Prompt :: Copy each of the following lines word for word.

(Layout element entries)
*-*-*

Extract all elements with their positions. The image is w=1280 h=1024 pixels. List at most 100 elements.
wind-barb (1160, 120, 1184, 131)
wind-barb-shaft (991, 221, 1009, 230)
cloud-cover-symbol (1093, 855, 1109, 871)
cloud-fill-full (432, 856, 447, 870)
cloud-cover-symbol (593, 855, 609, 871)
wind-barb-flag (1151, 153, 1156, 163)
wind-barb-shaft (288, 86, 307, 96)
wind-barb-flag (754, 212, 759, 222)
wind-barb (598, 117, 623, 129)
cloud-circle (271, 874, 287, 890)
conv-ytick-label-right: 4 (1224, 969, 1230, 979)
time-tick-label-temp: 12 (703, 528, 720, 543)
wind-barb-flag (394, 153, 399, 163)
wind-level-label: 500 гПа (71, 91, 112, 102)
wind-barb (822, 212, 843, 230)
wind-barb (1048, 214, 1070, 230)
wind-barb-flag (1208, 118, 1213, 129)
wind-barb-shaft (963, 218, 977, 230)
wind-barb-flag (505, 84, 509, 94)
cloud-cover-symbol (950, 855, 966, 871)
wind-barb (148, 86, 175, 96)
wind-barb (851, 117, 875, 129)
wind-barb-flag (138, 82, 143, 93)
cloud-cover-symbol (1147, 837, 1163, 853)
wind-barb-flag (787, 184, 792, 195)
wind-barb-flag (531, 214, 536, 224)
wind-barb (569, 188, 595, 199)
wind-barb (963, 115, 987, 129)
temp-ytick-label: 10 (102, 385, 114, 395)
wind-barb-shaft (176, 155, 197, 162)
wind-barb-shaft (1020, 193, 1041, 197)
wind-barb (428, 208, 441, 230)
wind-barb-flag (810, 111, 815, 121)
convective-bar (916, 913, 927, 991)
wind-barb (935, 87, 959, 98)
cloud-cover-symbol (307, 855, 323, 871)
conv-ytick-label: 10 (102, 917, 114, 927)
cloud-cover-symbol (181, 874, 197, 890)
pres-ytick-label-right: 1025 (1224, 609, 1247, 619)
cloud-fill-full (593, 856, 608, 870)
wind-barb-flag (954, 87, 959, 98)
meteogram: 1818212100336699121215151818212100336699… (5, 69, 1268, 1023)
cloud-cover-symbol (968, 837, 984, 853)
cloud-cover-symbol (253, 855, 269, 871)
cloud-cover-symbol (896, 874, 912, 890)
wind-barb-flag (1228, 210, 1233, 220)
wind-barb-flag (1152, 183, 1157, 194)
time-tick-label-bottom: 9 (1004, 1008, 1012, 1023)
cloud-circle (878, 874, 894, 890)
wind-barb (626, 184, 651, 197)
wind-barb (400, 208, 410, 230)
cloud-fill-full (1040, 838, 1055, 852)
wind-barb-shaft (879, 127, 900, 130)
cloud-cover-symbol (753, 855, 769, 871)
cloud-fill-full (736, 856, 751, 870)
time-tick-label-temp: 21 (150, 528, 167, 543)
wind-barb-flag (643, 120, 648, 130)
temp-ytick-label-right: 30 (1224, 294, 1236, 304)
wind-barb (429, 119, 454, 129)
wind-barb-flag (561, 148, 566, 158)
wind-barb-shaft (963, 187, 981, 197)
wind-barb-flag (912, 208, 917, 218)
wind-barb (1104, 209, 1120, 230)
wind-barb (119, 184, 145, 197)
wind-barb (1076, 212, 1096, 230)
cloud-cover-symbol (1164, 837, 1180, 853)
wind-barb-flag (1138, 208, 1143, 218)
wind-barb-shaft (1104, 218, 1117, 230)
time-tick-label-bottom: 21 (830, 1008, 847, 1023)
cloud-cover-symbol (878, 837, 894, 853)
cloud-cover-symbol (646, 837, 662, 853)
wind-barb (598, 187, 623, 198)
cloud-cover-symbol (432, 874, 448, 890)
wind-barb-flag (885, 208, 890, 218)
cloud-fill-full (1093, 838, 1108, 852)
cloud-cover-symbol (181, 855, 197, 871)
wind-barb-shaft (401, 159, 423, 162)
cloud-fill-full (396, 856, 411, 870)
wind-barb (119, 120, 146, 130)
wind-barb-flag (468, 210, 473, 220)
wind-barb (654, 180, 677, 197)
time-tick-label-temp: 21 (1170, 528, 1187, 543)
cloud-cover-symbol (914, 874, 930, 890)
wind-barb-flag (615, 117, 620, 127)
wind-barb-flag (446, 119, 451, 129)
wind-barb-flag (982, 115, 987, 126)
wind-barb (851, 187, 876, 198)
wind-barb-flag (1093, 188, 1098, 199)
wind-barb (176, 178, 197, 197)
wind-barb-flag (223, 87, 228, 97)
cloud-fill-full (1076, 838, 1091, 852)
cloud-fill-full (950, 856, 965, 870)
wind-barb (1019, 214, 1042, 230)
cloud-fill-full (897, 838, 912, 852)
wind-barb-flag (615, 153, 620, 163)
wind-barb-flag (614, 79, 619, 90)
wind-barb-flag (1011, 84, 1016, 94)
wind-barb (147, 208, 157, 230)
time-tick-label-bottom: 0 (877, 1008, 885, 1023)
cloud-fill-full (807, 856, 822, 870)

*-*-*

Written response ::
Extract all elements with their positions. The image is w=1280 h=1024 pixels. List at most 100 elements.
wind-barb (1160, 120, 1184, 131)
wind-barb-shaft (991, 221, 1009, 230)
cloud-cover-symbol (1093, 855, 1109, 871)
cloud-fill-full (432, 856, 447, 870)
cloud-cover-symbol (593, 855, 609, 871)
wind-barb-flag (1151, 153, 1156, 163)
wind-barb-shaft (288, 86, 307, 96)
wind-barb-flag (754, 212, 759, 222)
wind-barb (598, 117, 623, 129)
cloud-circle (271, 874, 287, 890)
conv-ytick-label-right: 4 (1224, 969, 1230, 979)
time-tick-label-temp: 12 (703, 528, 720, 543)
wind-barb-flag (394, 153, 399, 163)
wind-level-label: 500 гПа (71, 91, 112, 102)
wind-barb (822, 212, 843, 230)
wind-barb (1048, 214, 1070, 230)
wind-barb-flag (1208, 118, 1213, 129)
wind-barb-shaft (963, 218, 977, 230)
wind-barb-flag (505, 84, 509, 94)
cloud-cover-symbol (950, 855, 966, 871)
wind-barb (148, 86, 175, 96)
wind-barb (851, 117, 875, 129)
wind-barb-flag (138, 82, 143, 93)
cloud-cover-symbol (1147, 837, 1163, 853)
wind-barb-flag (787, 184, 792, 195)
wind-barb-flag (531, 214, 536, 224)
wind-barb (569, 188, 595, 199)
wind-barb (963, 115, 987, 129)
temp-ytick-label: 10 (102, 385, 114, 395)
wind-barb-shaft (176, 155, 197, 162)
wind-barb-shaft (1020, 193, 1041, 197)
wind-barb (428, 208, 441, 230)
wind-barb-flag (810, 111, 815, 121)
convective-bar (916, 913, 927, 991)
wind-barb (935, 87, 959, 98)
cloud-cover-symbol (307, 855, 323, 871)
conv-ytick-label: 10 (102, 917, 114, 927)
cloud-cover-symbol (181, 874, 197, 890)
pres-ytick-label-right: 1025 (1224, 609, 1247, 619)
cloud-fill-full (593, 856, 608, 870)
wind-barb-flag (954, 87, 959, 98)
meteogram: 1818212100336699121215151818212100336699… (5, 69, 1268, 1023)
cloud-cover-symbol (968, 837, 984, 853)
cloud-cover-symbol (253, 855, 269, 871)
cloud-cover-symbol (896, 874, 912, 890)
wind-barb-flag (1228, 210, 1233, 220)
wind-barb-flag (1152, 183, 1157, 194)
time-tick-label-bottom: 9 (1004, 1008, 1012, 1023)
cloud-circle (878, 874, 894, 890)
wind-barb (626, 184, 651, 197)
wind-barb (400, 208, 410, 230)
cloud-fill-full (1040, 838, 1055, 852)
wind-barb-shaft (879, 127, 900, 130)
cloud-cover-symbol (753, 855, 769, 871)
cloud-fill-full (736, 856, 751, 870)
time-tick-label-temp: 21 (150, 528, 167, 543)
wind-barb-flag (643, 120, 648, 130)
temp-ytick-label-right: 30 (1224, 294, 1236, 304)
wind-barb (429, 119, 454, 129)
wind-barb-flag (561, 148, 566, 158)
wind-barb-shaft (963, 187, 981, 197)
wind-barb-flag (912, 208, 917, 218)
wind-barb (1104, 209, 1120, 230)
wind-barb (119, 184, 145, 197)
wind-barb (1076, 212, 1096, 230)
cloud-cover-symbol (1164, 837, 1180, 853)
wind-barb-flag (1138, 208, 1143, 218)
wind-barb-shaft (1104, 218, 1117, 230)
time-tick-label-bottom: 21 (830, 1008, 847, 1023)
cloud-cover-symbol (878, 837, 894, 853)
cloud-cover-symbol (646, 837, 662, 853)
wind-barb (598, 187, 623, 198)
cloud-cover-symbol (432, 874, 448, 890)
wind-barb-flag (885, 208, 890, 218)
cloud-fill-full (1093, 838, 1108, 852)
cloud-cover-symbol (181, 855, 197, 871)
wind-barb-shaft (401, 159, 423, 162)
cloud-fill-full (396, 856, 411, 870)
wind-barb (119, 120, 146, 130)
wind-barb-flag (468, 210, 473, 220)
wind-barb (654, 180, 677, 197)
time-tick-label-temp: 21 (1170, 528, 1187, 543)
cloud-cover-symbol (914, 874, 930, 890)
wind-barb-flag (615, 117, 620, 127)
wind-barb-flag (446, 119, 451, 129)
wind-barb-flag (982, 115, 987, 126)
wind-barb (851, 187, 876, 198)
wind-barb-flag (1093, 188, 1098, 199)
wind-barb (176, 178, 197, 197)
wind-barb-flag (223, 87, 228, 97)
cloud-fill-full (1076, 838, 1091, 852)
cloud-fill-full (950, 856, 965, 870)
wind-barb (1019, 214, 1042, 230)
cloud-fill-full (897, 838, 912, 852)
wind-barb-flag (615, 153, 620, 163)
wind-barb-flag (614, 79, 619, 90)
wind-barb-flag (1011, 84, 1016, 94)
wind-barb (147, 208, 157, 230)
time-tick-label-bottom: 0 (877, 1008, 885, 1023)
cloud-fill-full (807, 856, 822, 870)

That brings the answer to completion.